◆ Exercise goal ◆
Pick out all lines of the entries that include the word "Qonservativ" and copy them.

↓

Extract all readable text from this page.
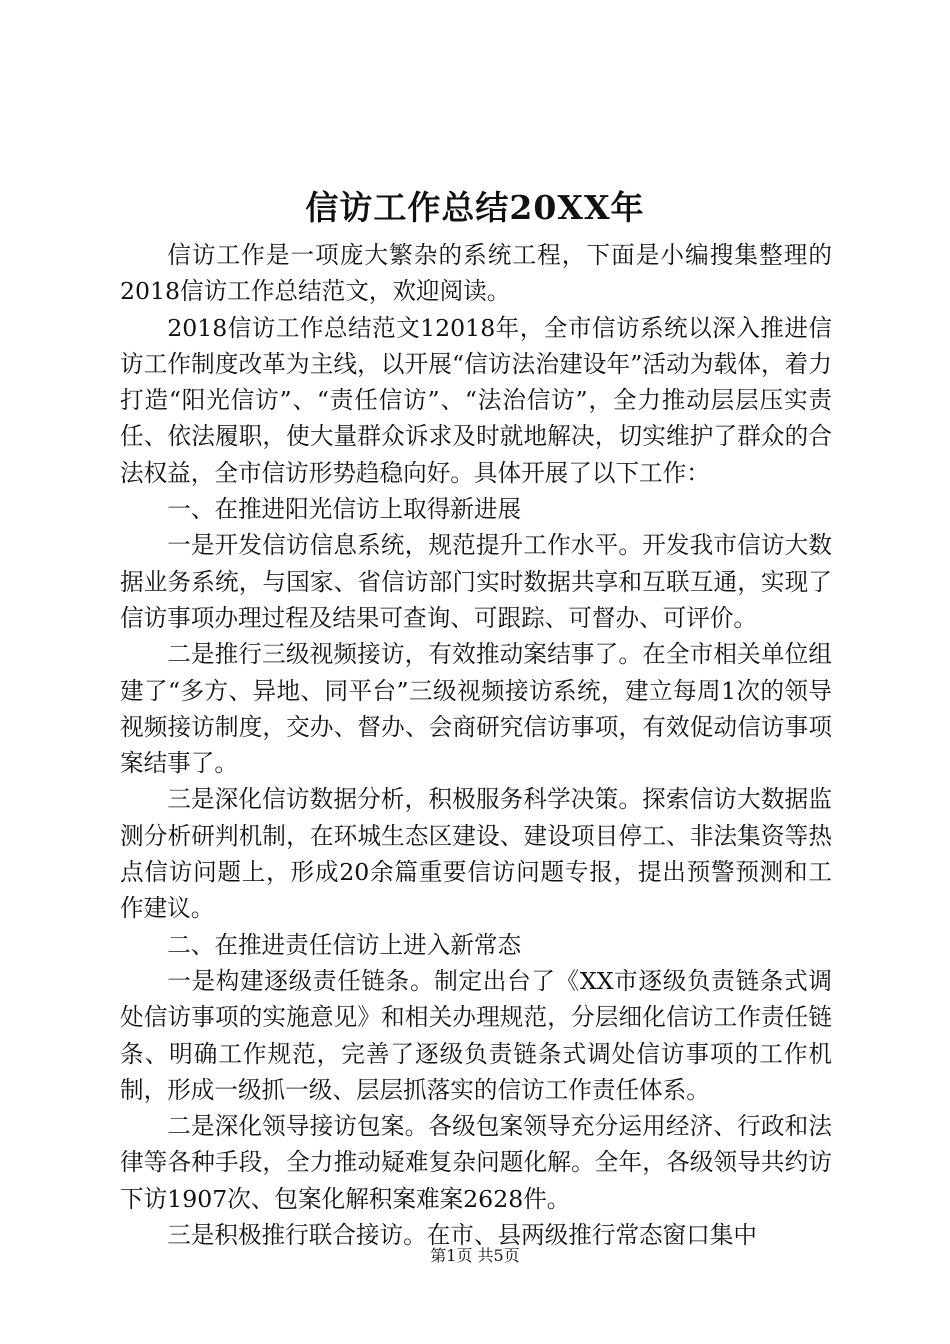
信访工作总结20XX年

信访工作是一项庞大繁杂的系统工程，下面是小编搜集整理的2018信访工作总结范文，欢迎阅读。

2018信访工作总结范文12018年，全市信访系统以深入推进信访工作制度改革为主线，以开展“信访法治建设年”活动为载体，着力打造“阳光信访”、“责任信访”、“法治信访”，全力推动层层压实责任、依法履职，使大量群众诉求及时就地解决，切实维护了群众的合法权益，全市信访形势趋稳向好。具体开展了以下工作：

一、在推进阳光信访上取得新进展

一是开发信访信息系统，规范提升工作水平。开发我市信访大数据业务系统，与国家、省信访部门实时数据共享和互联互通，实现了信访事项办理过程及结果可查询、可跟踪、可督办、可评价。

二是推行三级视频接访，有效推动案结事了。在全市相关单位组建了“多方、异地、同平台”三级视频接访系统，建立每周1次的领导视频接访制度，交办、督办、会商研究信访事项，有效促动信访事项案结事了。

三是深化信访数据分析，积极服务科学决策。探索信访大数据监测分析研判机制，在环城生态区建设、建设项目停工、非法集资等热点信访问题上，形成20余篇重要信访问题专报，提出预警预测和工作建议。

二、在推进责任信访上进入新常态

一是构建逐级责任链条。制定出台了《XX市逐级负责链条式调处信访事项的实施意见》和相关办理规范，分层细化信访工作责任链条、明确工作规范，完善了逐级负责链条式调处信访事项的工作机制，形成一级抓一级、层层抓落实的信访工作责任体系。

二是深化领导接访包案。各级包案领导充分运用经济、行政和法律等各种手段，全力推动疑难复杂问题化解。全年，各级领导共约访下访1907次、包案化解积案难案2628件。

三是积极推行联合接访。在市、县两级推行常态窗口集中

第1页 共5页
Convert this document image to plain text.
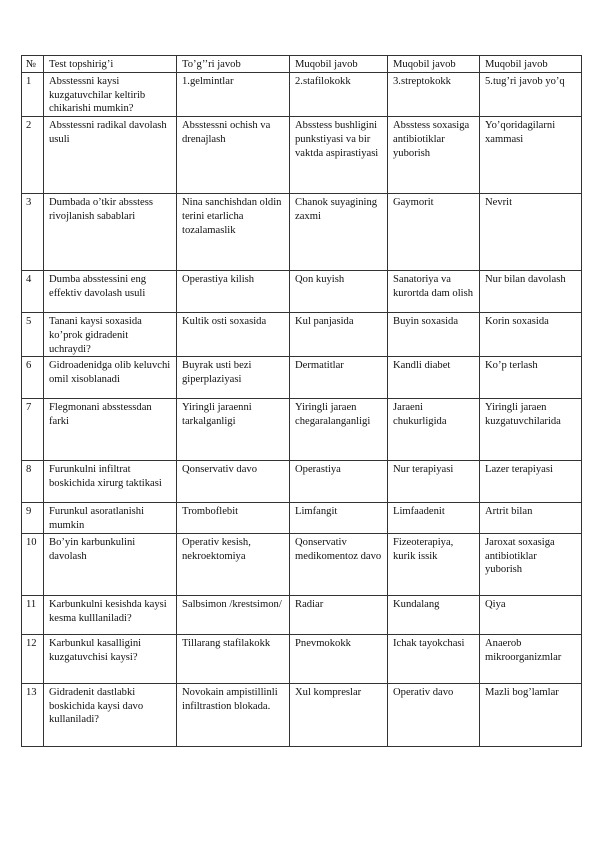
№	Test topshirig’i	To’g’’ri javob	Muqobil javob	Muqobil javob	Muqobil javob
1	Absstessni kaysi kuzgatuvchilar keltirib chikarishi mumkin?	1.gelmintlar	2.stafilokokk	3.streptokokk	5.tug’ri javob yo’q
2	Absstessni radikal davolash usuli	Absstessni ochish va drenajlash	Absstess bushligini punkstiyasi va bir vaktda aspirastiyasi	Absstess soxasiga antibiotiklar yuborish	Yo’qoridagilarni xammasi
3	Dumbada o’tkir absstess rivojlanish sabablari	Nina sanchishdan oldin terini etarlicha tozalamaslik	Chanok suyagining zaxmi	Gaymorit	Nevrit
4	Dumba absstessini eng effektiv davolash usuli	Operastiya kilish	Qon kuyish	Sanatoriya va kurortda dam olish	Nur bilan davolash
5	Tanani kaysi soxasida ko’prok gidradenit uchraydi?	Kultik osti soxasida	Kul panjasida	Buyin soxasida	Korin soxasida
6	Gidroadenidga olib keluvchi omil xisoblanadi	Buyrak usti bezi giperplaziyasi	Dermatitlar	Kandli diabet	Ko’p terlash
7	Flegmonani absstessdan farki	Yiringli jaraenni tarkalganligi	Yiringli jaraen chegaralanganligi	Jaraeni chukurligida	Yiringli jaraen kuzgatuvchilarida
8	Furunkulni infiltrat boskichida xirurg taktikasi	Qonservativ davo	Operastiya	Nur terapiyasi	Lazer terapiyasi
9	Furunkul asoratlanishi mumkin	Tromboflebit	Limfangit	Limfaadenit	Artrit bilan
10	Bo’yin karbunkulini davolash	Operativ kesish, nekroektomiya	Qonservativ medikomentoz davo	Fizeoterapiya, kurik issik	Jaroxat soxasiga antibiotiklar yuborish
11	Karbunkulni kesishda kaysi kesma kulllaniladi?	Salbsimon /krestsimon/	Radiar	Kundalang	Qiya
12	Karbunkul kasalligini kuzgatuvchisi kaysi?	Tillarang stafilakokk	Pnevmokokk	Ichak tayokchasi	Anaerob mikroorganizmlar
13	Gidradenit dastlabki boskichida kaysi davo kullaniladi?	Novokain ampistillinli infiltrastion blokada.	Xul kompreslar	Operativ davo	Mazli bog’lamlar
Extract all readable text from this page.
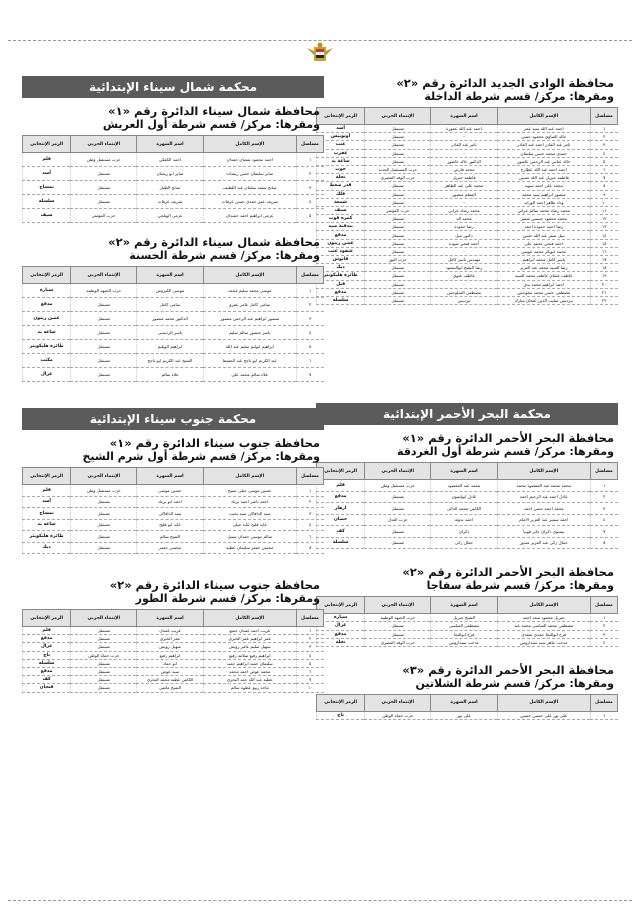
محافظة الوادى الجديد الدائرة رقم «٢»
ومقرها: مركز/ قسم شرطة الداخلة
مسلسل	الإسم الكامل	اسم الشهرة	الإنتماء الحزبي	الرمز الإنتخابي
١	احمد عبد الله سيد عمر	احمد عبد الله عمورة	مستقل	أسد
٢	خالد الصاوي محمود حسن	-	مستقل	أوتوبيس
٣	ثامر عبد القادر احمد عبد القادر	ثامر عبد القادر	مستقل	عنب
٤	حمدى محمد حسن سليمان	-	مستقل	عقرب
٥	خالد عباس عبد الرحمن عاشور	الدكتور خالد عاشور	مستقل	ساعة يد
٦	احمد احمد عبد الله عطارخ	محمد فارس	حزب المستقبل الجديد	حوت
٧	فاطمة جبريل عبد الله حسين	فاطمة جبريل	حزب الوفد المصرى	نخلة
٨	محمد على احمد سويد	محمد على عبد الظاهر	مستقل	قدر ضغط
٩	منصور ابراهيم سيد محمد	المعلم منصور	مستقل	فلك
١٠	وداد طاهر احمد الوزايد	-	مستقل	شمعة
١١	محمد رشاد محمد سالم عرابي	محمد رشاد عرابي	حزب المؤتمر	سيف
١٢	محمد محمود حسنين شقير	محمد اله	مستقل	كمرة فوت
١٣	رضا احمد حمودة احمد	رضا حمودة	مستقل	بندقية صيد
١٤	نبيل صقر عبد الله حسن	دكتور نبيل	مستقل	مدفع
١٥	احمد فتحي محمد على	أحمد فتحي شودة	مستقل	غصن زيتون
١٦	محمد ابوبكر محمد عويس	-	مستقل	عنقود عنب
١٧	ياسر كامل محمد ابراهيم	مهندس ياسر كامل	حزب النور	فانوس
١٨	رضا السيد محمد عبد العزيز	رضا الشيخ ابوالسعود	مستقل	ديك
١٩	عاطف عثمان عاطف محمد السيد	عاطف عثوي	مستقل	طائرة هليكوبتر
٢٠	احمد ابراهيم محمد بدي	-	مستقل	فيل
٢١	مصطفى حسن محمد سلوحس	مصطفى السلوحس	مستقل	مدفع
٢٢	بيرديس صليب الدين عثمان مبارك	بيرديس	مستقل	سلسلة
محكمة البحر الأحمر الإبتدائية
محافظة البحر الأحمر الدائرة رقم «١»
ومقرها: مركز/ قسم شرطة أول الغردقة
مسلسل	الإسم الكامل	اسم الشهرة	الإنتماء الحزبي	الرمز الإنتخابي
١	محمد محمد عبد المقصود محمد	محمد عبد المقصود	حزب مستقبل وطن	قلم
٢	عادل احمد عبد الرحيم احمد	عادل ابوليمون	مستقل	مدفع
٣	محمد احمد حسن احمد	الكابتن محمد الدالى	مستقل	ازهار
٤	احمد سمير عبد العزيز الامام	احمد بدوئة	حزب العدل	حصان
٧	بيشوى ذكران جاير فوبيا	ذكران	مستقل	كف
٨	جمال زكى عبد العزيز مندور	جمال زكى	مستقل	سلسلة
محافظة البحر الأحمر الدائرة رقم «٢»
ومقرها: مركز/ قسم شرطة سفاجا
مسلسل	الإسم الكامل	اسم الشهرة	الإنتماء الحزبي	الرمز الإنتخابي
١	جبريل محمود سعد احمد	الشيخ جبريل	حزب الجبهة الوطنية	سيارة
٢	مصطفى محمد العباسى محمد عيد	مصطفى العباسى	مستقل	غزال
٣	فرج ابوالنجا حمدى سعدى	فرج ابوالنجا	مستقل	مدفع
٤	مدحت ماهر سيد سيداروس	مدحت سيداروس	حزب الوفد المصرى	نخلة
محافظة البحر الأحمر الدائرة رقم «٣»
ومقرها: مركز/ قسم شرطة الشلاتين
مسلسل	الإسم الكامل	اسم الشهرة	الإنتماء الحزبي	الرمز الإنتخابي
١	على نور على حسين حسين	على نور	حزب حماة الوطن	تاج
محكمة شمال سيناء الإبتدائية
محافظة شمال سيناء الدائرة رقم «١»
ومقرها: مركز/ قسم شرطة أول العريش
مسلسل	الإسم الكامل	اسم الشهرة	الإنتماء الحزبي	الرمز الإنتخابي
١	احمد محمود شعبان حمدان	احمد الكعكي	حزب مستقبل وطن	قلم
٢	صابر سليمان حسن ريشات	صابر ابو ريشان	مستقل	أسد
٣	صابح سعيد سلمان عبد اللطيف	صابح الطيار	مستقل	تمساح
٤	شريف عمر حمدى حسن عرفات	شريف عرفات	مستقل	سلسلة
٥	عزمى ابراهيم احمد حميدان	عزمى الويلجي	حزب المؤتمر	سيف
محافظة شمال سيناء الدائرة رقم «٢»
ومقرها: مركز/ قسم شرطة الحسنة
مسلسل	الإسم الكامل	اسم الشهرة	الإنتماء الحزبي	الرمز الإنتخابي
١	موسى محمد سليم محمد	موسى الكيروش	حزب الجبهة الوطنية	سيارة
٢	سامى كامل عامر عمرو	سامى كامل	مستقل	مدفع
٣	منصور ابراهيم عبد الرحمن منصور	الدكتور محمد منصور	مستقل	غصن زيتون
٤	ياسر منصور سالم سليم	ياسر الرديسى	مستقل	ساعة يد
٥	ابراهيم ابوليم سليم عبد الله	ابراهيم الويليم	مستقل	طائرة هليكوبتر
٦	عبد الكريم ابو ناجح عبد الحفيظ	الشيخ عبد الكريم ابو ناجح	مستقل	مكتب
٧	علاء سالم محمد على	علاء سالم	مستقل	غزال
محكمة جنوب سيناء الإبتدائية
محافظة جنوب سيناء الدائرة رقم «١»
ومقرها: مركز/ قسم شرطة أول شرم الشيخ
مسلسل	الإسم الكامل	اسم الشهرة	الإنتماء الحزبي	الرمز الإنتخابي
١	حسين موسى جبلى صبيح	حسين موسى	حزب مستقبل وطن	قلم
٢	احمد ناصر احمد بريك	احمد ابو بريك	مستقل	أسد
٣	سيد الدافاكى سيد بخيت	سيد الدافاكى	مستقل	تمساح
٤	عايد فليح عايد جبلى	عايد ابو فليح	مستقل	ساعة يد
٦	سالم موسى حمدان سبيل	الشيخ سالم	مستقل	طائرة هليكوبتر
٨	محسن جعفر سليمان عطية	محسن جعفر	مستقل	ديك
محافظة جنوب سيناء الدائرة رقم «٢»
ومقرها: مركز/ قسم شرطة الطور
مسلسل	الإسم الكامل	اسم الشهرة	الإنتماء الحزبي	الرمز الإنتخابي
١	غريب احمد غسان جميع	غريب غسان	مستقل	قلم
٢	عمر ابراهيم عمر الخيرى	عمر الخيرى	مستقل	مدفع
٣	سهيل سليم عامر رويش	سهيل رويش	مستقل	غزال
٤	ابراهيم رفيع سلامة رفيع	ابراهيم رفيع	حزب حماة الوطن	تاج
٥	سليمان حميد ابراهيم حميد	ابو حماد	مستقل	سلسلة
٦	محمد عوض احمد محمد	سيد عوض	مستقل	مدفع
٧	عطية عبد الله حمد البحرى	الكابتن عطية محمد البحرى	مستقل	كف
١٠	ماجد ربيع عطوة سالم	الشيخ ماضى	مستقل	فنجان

↑

◆ Solution for this task ◆
8	Furunkulni infiltrat boskichida xirurg taktikasi	Qonservativ davo	Operastiya	Nur terapiyasi	Lazer terapiyasi
10	Bo’yin karbunkulini davolash	Operativ kesish, nekroektomiya	Qonservativ medikomentoz davo	Fizeoterapiya, kurik issik	Jaroxat soxasiga antibiotiklar yuborish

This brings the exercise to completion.